Required work: Write the data out again, character for character, with no images.

Data provided start

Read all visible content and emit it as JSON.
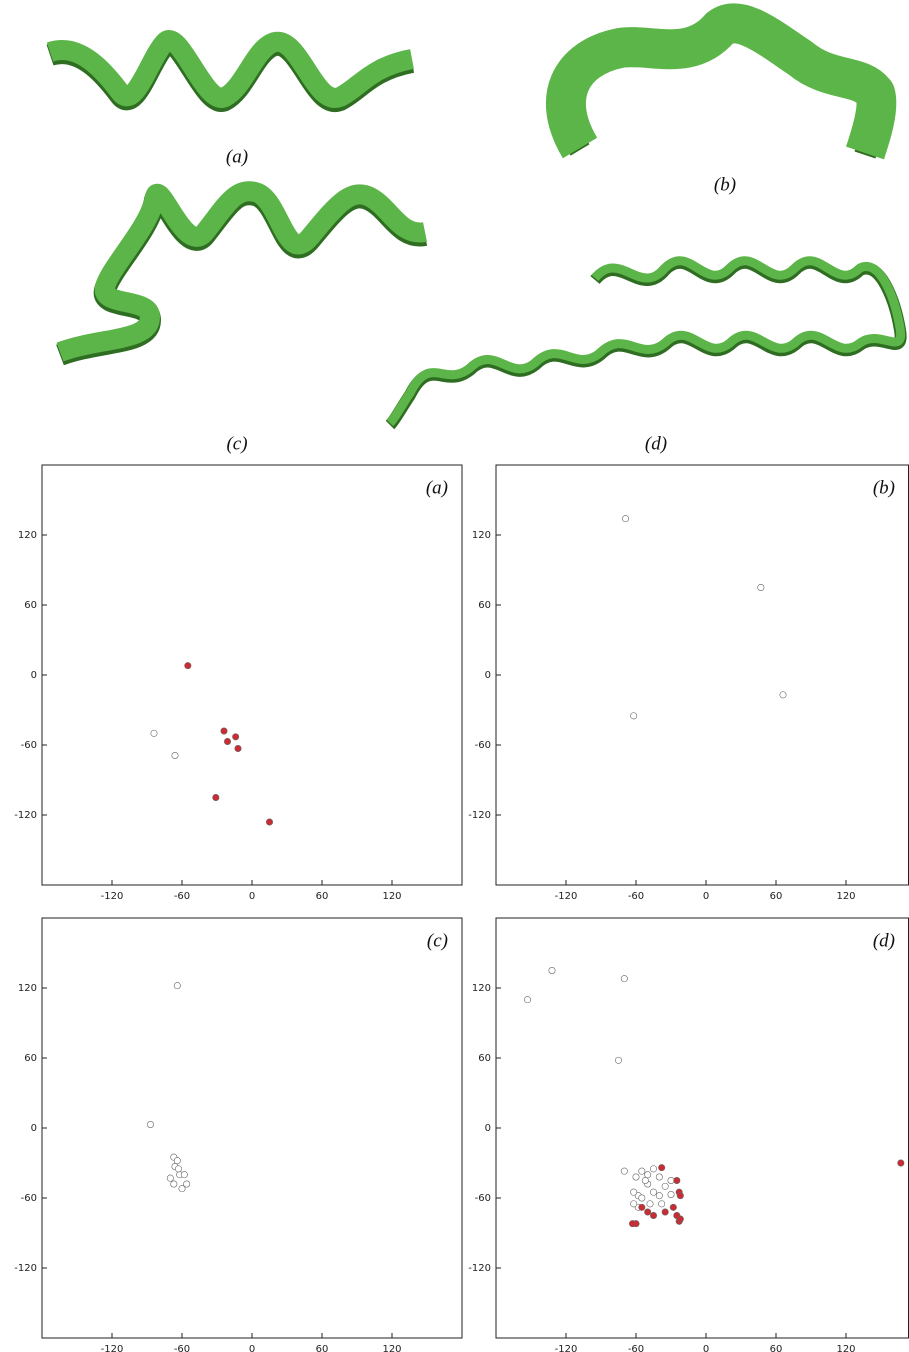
{
  "structure_labels": [
    "(a)",
    "(b)",
    "(c)",
    "(d)"
  ],
  "chart_data": [
    {
      "type": "scatter",
      "label": "(a)",
      "xlim": [
        -180,
        180
      ],
      "ylim": [
        -180,
        180
      ],
      "xticks": [
        -120,
        -60,
        0,
        60,
        120
      ],
      "yticks": [
        -120,
        -60,
        0,
        60,
        120
      ],
      "series": [
        {
          "color": "#ffffff",
          "x": [
            -84,
            -66
          ],
          "values": [
            -50,
            -69
          ]
        },
        {
          "color": "#cc2b33",
          "x": [
            -55,
            -24,
            -21,
            -14,
            -12,
            -31,
            15
          ],
          "values": [
            8,
            -48,
            -57,
            -53,
            -63,
            -105,
            -126
          ]
        }
      ]
    },
    {
      "type": "scatter",
      "label": "(b)",
      "xlim": [
        -180,
        180
      ],
      "ylim": [
        -180,
        180
      ],
      "xticks": [
        -120,
        -60,
        0,
        60,
        120
      ],
      "yticks": [
        -120,
        -60,
        0,
        60,
        120
      ],
      "series": [
        {
          "color": "#ffffff",
          "x": [
            -69,
            47,
            -62,
            66
          ],
          "values": [
            134,
            75,
            -35,
            -17
          ]
        }
      ]
    },
    {
      "type": "scatter",
      "label": "(c)",
      "xlim": [
        -180,
        180
      ],
      "ylim": [
        -180,
        180
      ],
      "xticks": [
        -120,
        -60,
        0,
        60,
        120
      ],
      "yticks": [
        -120,
        -60,
        0,
        60,
        120
      ],
      "series": [
        {
          "color": "#ffffff",
          "x": [
            -64,
            -87,
            -67,
            -64,
            -66,
            -62,
            -70,
            -58,
            -67,
            -60,
            -56,
            -63
          ],
          "values": [
            122,
            3,
            -25,
            -28,
            -33,
            -40,
            -43,
            -40,
            -48,
            -52,
            -48,
            -35
          ]
        }
      ]
    },
    {
      "type": "scatter",
      "label": "(d)",
      "xlim": [
        -180,
        180
      ],
      "ylim": [
        -180,
        180
      ],
      "xticks": [
        -120,
        -60,
        0,
        60,
        120
      ],
      "yticks": [
        -120,
        -60,
        0,
        60,
        120
      ],
      "series": [
        {
          "color": "#ffffff",
          "x": [
            -132,
            -70,
            -153,
            -75,
            -70,
            -60,
            -55,
            -50,
            -45,
            -40,
            -35,
            -30,
            -58,
            -62,
            -55,
            -50,
            -45,
            -40,
            -38,
            -48,
            -58,
            -62,
            -30,
            -52
          ],
          "values": [
            135,
            128,
            110,
            58,
            -37,
            -42,
            -37,
            -40,
            -35,
            -42,
            -50,
            -45,
            -58,
            -55,
            -60,
            -48,
            -55,
            -58,
            -65,
            -65,
            -68,
            -65,
            -57,
            -45
          ]
        },
        {
          "color": "#cc2b33",
          "x": [
            -38,
            -25,
            -23,
            -22,
            -55,
            -45,
            -35,
            -28,
            -25,
            -23,
            -22,
            -60,
            -63,
            -50,
            167
          ],
          "values": [
            -34,
            -45,
            -55,
            -58,
            -68,
            -75,
            -72,
            -68,
            -75,
            -80,
            -78,
            -82,
            -82,
            -72,
            -30
          ]
        }
      ]
    }
  ]
}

Data provided end

Full solution:
Read all visible content and emit it as JSON.
{
  "structure_labels": [
    "(a)",
    "(b)",
    "(c)",
    "(d)"
  ],
  "chart_data": [
    {
      "type": "scatter",
      "label": "(a)",
      "xlim": [
        -180,
        180
      ],
      "ylim": [
        -180,
        180
      ],
      "xticks": [
        -120,
        -60,
        0,
        60,
        120
      ],
      "yticks": [
        -120,
        -60,
        0,
        60,
        120
      ],
      "series": [
        {
          "color": "#ffffff",
          "x": [
            -84,
            -66
          ],
          "values": [
            -50,
            -69
          ]
        },
        {
          "color": "#cc2b33",
          "x": [
            -55,
            -24,
            -21,
            -14,
            -12,
            -31,
            15
          ],
          "values": [
            8,
            -48,
            -57,
            -53,
            -63,
            -105,
            -126
          ]
        }
      ]
    },
    {
      "type": "scatter",
      "label": "(b)",
      "xlim": [
        -180,
        180
      ],
      "ylim": [
        -180,
        180
      ],
      "xticks": [
        -120,
        -60,
        0,
        60,
        120
      ],
      "yticks": [
        -120,
        -60,
        0,
        60,
        120
      ],
      "series": [
        {
          "color": "#ffffff",
          "x": [
            -69,
            47,
            -62,
            66
          ],
          "values": [
            134,
            75,
            -35,
            -17
          ]
        }
      ]
    },
    {
      "type": "scatter",
      "label": "(c)",
      "xlim": [
        -180,
        180
      ],
      "ylim": [
        -180,
        180
      ],
      "xticks": [
        -120,
        -60,
        0,
        60,
        120
      ],
      "yticks": [
        -120,
        -60,
        0,
        60,
        120
      ],
      "series": [
        {
          "color": "#ffffff",
          "x": [
            -64,
            -87,
            -67,
            -64,
            -66,
            -62,
            -70,
            -58,
            -67,
            -60,
            -56,
            -63
          ],
          "values": [
            122,
            3,
            -25,
            -28,
            -33,
            -40,
            -43,
            -40,
            -48,
            -52,
            -48,
            -35
          ]
        }
      ]
    },
    {
      "type": "scatter",
      "label": "(d)",
      "xlim": [
        -180,
        180
      ],
      "ylim": [
        -180,
        180
      ],
      "xticks": [
        -120,
        -60,
        0,
        60,
        120
      ],
      "yticks": [
        -120,
        -60,
        0,
        60,
        120
      ],
      "series": [
        {
          "color": "#ffffff",
          "x": [
            -132,
            -70,
            -153,
            -75,
            -70,
            -60,
            -55,
            -50,
            -45,
            -40,
            -35,
            -30,
            -58,
            -62,
            -55,
            -50,
            -45,
            -40,
            -38,
            -48,
            -58,
            -62,
            -30,
            -52
          ],
          "values": [
            135,
            128,
            110,
            58,
            -37,
            -42,
            -37,
            -40,
            -35,
            -42,
            -50,
            -45,
            -58,
            -55,
            -60,
            -48,
            -55,
            -58,
            -65,
            -65,
            -68,
            -65,
            -57,
            -45
          ]
        },
        {
          "color": "#cc2b33",
          "x": [
            -38,
            -25,
            -23,
            -22,
            -55,
            -45,
            -35,
            -28,
            -25,
            -23,
            -22,
            -60,
            -63,
            -50,
            167
          ],
          "values": [
            -34,
            -45,
            -55,
            -58,
            -68,
            -75,
            -72,
            -68,
            -75,
            -80,
            -78,
            -82,
            -82,
            -72,
            -30
          ]
        }
      ]
    }
  ]
}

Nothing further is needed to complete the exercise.